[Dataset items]
%%
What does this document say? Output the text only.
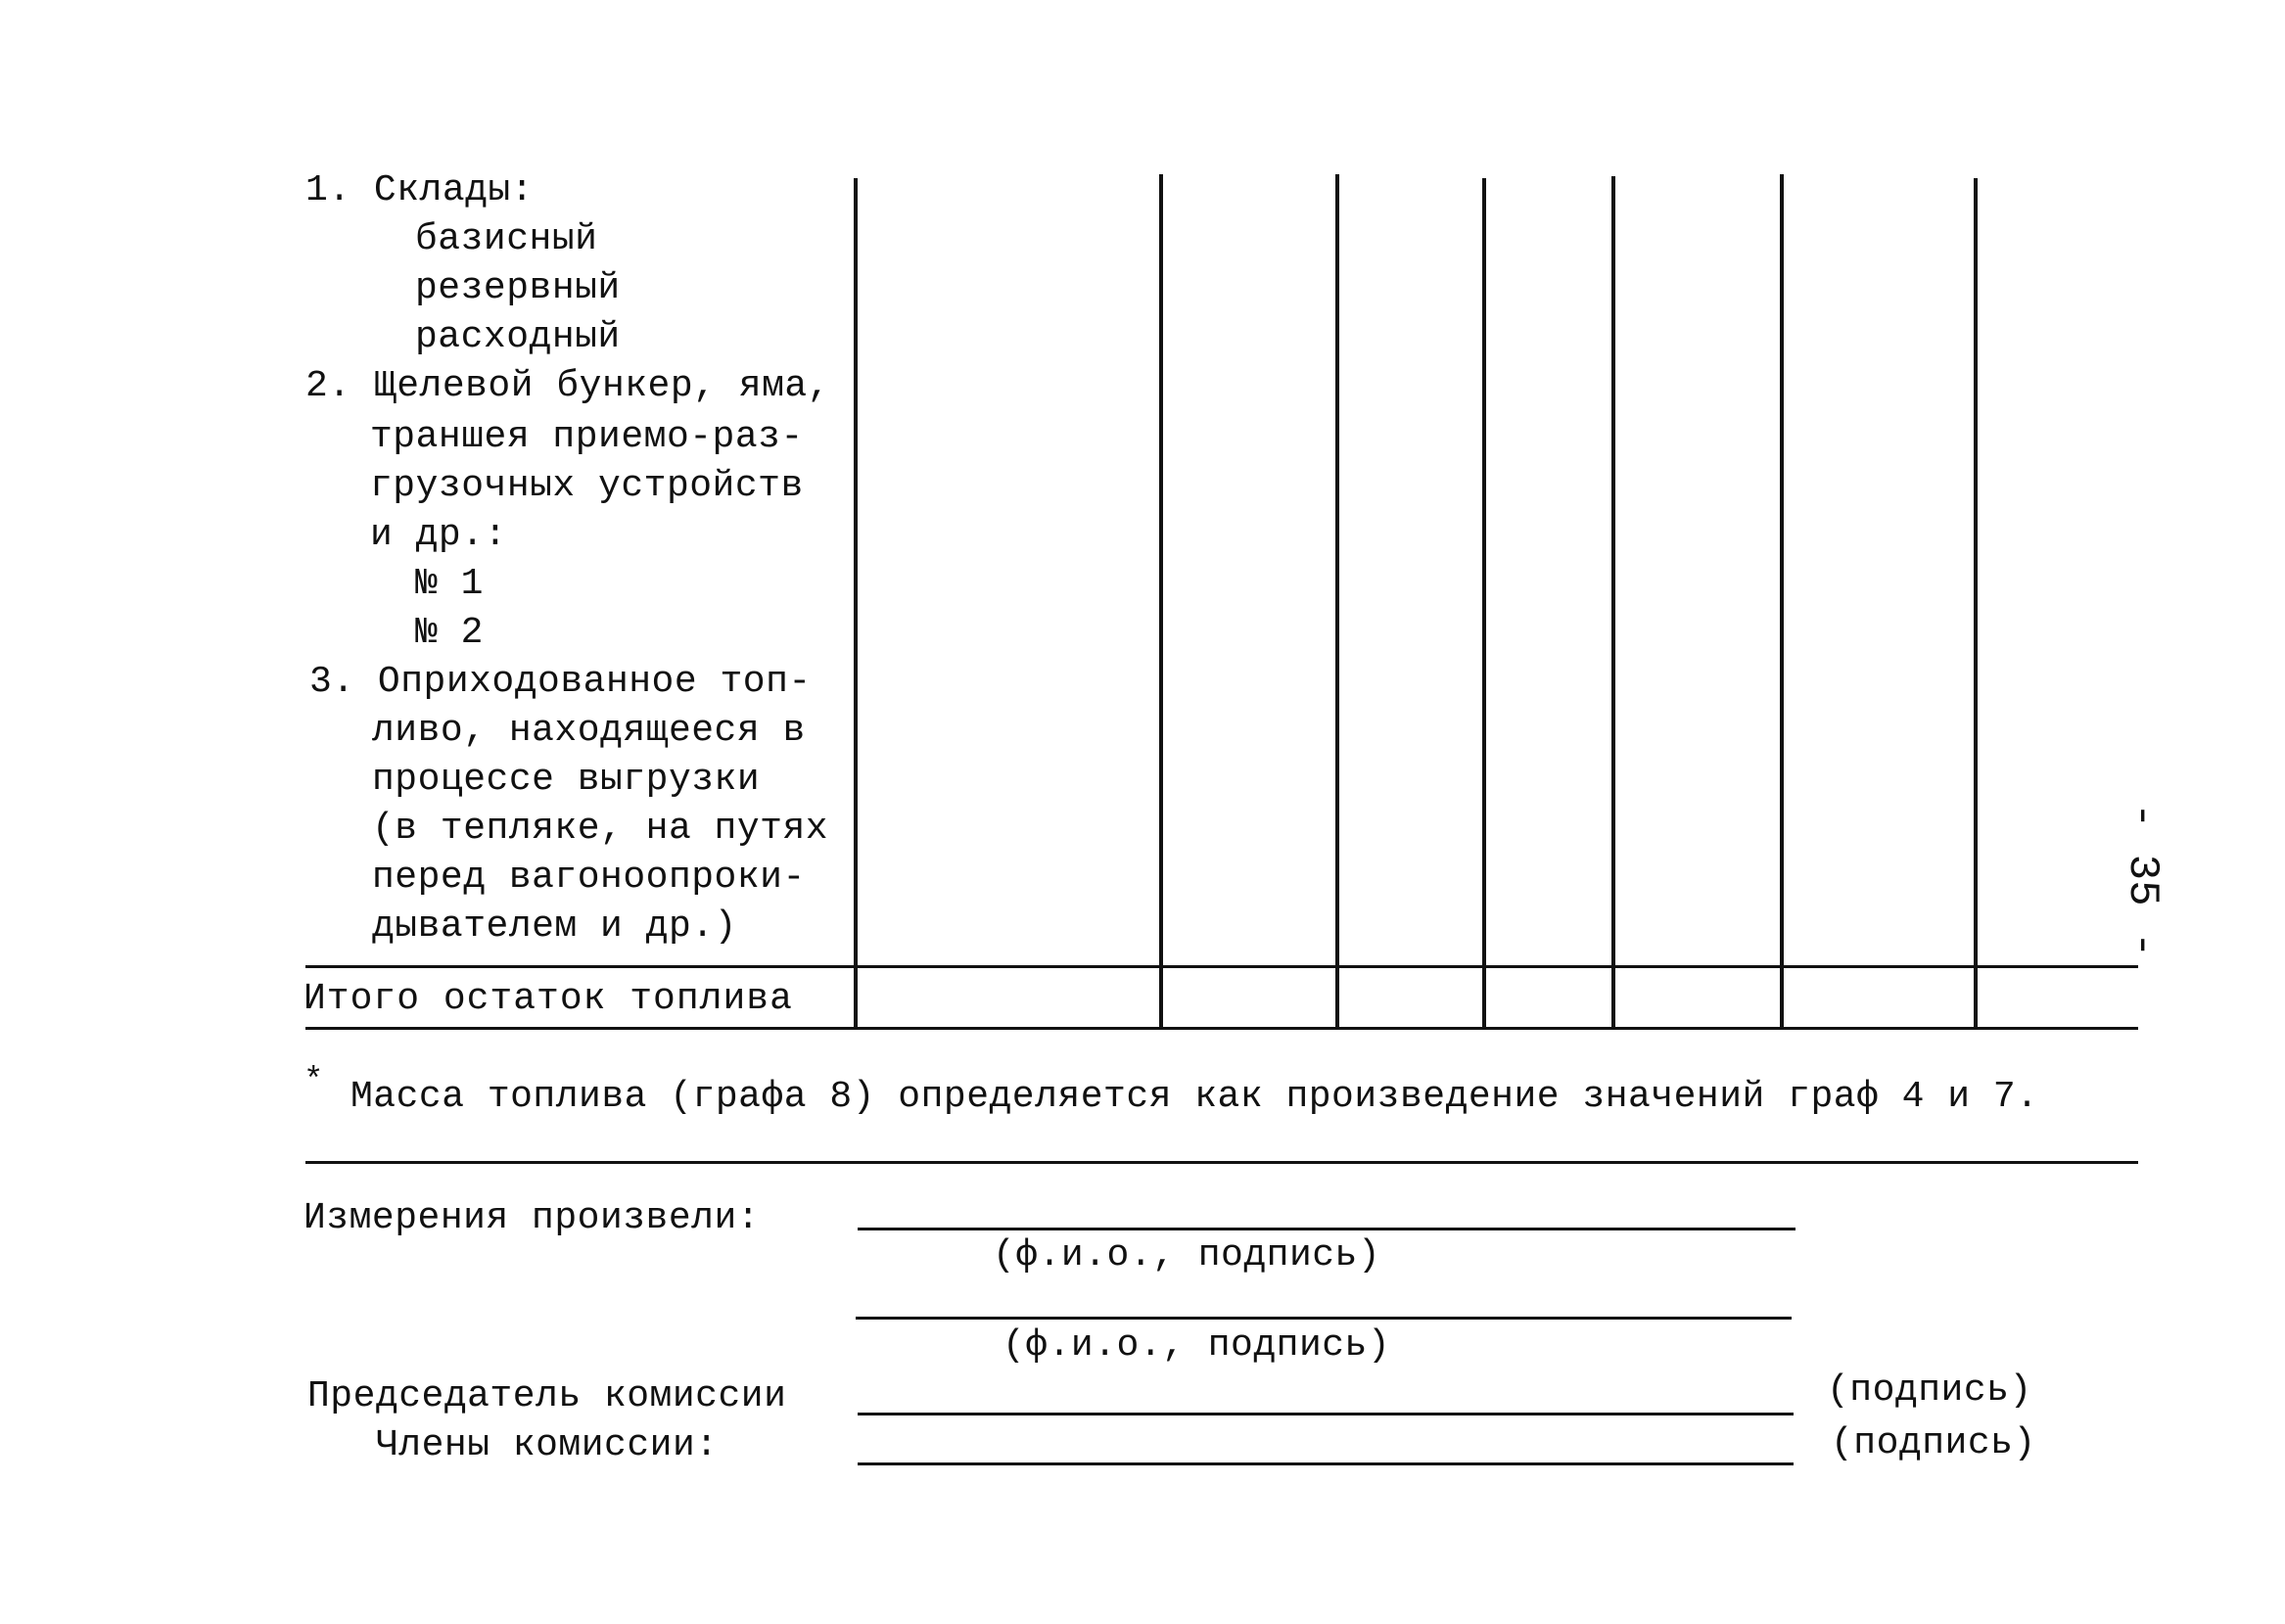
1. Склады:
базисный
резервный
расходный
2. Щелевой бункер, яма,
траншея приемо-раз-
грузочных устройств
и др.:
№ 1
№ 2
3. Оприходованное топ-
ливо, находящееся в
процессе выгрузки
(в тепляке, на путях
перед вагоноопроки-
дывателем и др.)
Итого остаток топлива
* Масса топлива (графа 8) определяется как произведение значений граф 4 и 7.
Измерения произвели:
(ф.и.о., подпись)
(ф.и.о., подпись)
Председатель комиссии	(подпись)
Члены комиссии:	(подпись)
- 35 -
%%
Pull every line containing the word "комиссии" out of the entries above.

Председатель комиссии	(подпись)
Члены комиссии:	(подпись)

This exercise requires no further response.